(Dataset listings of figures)
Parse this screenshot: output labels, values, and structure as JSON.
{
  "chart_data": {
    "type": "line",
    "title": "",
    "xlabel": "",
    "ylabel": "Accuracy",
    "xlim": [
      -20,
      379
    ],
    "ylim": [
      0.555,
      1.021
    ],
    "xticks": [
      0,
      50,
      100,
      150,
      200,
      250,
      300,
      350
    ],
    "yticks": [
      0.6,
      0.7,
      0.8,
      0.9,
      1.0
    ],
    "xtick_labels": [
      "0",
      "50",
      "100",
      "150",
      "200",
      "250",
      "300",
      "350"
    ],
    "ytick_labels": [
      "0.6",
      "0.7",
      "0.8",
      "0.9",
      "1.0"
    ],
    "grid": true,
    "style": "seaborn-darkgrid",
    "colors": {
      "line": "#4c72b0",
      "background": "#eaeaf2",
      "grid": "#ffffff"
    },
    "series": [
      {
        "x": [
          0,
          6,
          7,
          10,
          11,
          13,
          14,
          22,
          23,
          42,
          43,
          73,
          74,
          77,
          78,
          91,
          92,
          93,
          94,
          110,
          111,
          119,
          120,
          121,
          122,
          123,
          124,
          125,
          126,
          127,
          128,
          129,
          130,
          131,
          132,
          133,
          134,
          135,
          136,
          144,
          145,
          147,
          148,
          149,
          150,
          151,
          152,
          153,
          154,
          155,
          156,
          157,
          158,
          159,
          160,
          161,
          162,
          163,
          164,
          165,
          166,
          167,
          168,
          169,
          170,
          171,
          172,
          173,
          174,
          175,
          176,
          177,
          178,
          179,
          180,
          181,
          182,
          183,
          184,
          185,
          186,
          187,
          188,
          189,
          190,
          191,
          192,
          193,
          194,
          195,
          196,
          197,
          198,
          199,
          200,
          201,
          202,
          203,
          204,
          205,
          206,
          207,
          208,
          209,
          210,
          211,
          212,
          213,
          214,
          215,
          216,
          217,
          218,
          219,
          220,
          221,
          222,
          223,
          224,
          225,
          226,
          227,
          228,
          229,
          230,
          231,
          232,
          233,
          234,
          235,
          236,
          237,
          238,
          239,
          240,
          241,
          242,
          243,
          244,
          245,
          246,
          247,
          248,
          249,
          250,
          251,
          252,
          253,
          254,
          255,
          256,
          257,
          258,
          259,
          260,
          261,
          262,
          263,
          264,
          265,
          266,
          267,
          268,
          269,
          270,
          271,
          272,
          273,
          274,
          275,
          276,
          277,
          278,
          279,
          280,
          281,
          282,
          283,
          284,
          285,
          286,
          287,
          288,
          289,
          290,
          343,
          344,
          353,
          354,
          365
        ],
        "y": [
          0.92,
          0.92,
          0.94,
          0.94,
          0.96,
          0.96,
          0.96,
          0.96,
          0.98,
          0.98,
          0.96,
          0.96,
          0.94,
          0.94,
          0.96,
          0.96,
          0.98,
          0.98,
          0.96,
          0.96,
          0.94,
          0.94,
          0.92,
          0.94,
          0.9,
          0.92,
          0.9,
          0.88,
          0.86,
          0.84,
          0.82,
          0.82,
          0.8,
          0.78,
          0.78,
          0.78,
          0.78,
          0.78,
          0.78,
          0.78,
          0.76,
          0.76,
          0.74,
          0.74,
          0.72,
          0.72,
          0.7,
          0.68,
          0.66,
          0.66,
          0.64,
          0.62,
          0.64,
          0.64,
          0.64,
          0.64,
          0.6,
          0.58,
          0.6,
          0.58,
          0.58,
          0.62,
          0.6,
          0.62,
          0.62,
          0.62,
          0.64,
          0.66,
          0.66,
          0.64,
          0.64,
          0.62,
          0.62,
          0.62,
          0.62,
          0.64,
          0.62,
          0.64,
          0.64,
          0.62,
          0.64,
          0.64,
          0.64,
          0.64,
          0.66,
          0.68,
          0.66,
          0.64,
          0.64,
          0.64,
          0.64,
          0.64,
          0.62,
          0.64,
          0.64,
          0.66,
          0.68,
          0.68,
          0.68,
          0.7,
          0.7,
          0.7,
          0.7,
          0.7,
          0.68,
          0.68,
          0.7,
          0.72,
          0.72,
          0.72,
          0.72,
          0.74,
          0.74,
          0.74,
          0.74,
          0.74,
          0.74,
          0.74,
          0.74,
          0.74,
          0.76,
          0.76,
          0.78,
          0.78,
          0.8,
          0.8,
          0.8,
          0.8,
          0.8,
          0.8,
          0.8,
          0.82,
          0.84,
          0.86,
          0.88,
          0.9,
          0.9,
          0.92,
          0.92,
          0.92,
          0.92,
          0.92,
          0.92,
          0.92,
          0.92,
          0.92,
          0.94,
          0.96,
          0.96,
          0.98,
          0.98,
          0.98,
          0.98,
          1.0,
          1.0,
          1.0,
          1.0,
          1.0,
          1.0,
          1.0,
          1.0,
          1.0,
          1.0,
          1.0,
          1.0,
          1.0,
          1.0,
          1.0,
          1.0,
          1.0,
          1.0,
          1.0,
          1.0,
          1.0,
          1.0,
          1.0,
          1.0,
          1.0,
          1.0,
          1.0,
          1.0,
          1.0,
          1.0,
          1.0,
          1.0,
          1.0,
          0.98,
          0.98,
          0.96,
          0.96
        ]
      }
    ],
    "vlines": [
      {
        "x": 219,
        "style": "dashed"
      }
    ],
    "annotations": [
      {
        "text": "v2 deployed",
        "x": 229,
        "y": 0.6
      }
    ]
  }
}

STATED EXERCISE >> Give back all the records exactly as they stand.

RESULT BELOW >>
Parse this screenshot: output labels, values, and structure as JSON.
{
  "chart_data": {
    "type": "line",
    "title": "",
    "xlabel": "",
    "ylabel": "Accuracy",
    "xlim": [
      -20,
      379
    ],
    "ylim": [
      0.555,
      1.021
    ],
    "xticks": [
      0,
      50,
      100,
      150,
      200,
      250,
      300,
      350
    ],
    "yticks": [
      0.6,
      0.7,
      0.8,
      0.9,
      1.0
    ],
    "xtick_labels": [
      "0",
      "50",
      "100",
      "150",
      "200",
      "250",
      "300",
      "350"
    ],
    "ytick_labels": [
      "0.6",
      "0.7",
      "0.8",
      "0.9",
      "1.0"
    ],
    "grid": true,
    "style": "seaborn-darkgrid",
    "colors": {
      "line": "#4c72b0",
      "background": "#eaeaf2",
      "grid": "#ffffff"
    },
    "series": [
      {
        "x": [
          0,
          6,
          7,
          10,
          11,
          13,
          14,
          22,
          23,
          42,
          43,
          73,
          74,
          77,
          78,
          91,
          92,
          93,
          94,
          110,
          111,
          119,
          120,
          121,
          122,
          123,
          124,
          125,
          126,
          127,
          128,
          129,
          130,
          131,
          132,
          133,
          134,
          135,
          136,
          144,
          145,
          147,
          148,
          149,
          150,
          151,
          152,
          153,
          154,
          155,
          156,
          157,
          158,
          159,
          160,
          161,
          162,
          163,
          164,
          165,
          166,
          167,
          168,
          169,
          170,
          171,
          172,
          173,
          174,
          175,
          176,
          177,
          178,
          179,
          180,
          181,
          182,
          183,
          184,
          185,
          186,
          187,
          188,
          189,
          190,
          191,
          192,
          193,
          194,
          195,
          196,
          197,
          198,
          199,
          200,
          201,
          202,
          203,
          204,
          205,
          206,
          207,
          208,
          209,
          210,
          211,
          212,
          213,
          214,
          215,
          216,
          217,
          218,
          219,
          220,
          221,
          222,
          223,
          224,
          225,
          226,
          227,
          228,
          229,
          230,
          231,
          232,
          233,
          234,
          235,
          236,
          237,
          238,
          239,
          240,
          241,
          242,
          243,
          244,
          245,
          246,
          247,
          248,
          249,
          250,
          251,
          252,
          253,
          254,
          255,
          256,
          257,
          258,
          259,
          260,
          261,
          262,
          263,
          264,
          265,
          266,
          267,
          268,
          269,
          270,
          271,
          272,
          273,
          274,
          275,
          276,
          277,
          278,
          279,
          280,
          281,
          282,
          283,
          284,
          285,
          286,
          287,
          288,
          289,
          290,
          343,
          344,
          353,
          354,
          365
        ],
        "y": [
          0.92,
          0.92,
          0.94,
          0.94,
          0.96,
          0.96,
          0.96,
          0.96,
          0.98,
          0.98,
          0.96,
          0.96,
          0.94,
          0.94,
          0.96,
          0.96,
          0.98,
          0.98,
          0.96,
          0.96,
          0.94,
          0.94,
          0.92,
          0.94,
          0.9,
          0.92,
          0.9,
          0.88,
          0.86,
          0.84,
          0.82,
          0.82,
          0.8,
          0.78,
          0.78,
          0.78,
          0.78,
          0.78,
          0.78,
          0.78,
          0.76,
          0.76,
          0.74,
          0.74,
          0.72,
          0.72,
          0.7,
          0.68,
          0.66,
          0.66,
          0.64,
          0.62,
          0.64,
          0.64,
          0.64,
          0.64,
          0.6,
          0.58,
          0.6,
          0.58,
          0.58,
          0.62,
          0.6,
          0.62,
          0.62,
          0.62,
          0.64,
          0.66,
          0.66,
          0.64,
          0.64,
          0.62,
          0.62,
          0.62,
          0.62,
          0.64,
          0.62,
          0.64,
          0.64,
          0.62,
          0.64,
          0.64,
          0.64,
          0.64,
          0.66,
          0.68,
          0.66,
          0.64,
          0.64,
          0.64,
          0.64,
          0.64,
          0.62,
          0.64,
          0.64,
          0.66,
          0.68,
          0.68,
          0.68,
          0.7,
          0.7,
          0.7,
          0.7,
          0.7,
          0.68,
          0.68,
          0.7,
          0.72,
          0.72,
          0.72,
          0.72,
          0.74,
          0.74,
          0.74,
          0.74,
          0.74,
          0.74,
          0.74,
          0.74,
          0.74,
          0.76,
          0.76,
          0.78,
          0.78,
          0.8,
          0.8,
          0.8,
          0.8,
          0.8,
          0.8,
          0.8,
          0.82,
          0.84,
          0.86,
          0.88,
          0.9,
          0.9,
          0.92,
          0.92,
          0.92,
          0.92,
          0.92,
          0.92,
          0.92,
          0.92,
          0.92,
          0.94,
          0.96,
          0.96,
          0.98,
          0.98,
          0.98,
          0.98,
          1.0,
          1.0,
          1.0,
          1.0,
          1.0,
          1.0,
          1.0,
          1.0,
          1.0,
          1.0,
          1.0,
          1.0,
          1.0,
          1.0,
          1.0,
          1.0,
          1.0,
          1.0,
          1.0,
          1.0,
          1.0,
          1.0,
          1.0,
          1.0,
          1.0,
          1.0,
          1.0,
          1.0,
          1.0,
          1.0,
          1.0,
          1.0,
          1.0,
          0.98,
          0.98,
          0.96,
          0.96
        ]
      }
    ],
    "vlines": [
      {
        "x": 219,
        "style": "dashed"
      }
    ],
    "annotations": [
      {
        "text": "v2 deployed",
        "x": 229,
        "y": 0.6
      }
    ]
  }
}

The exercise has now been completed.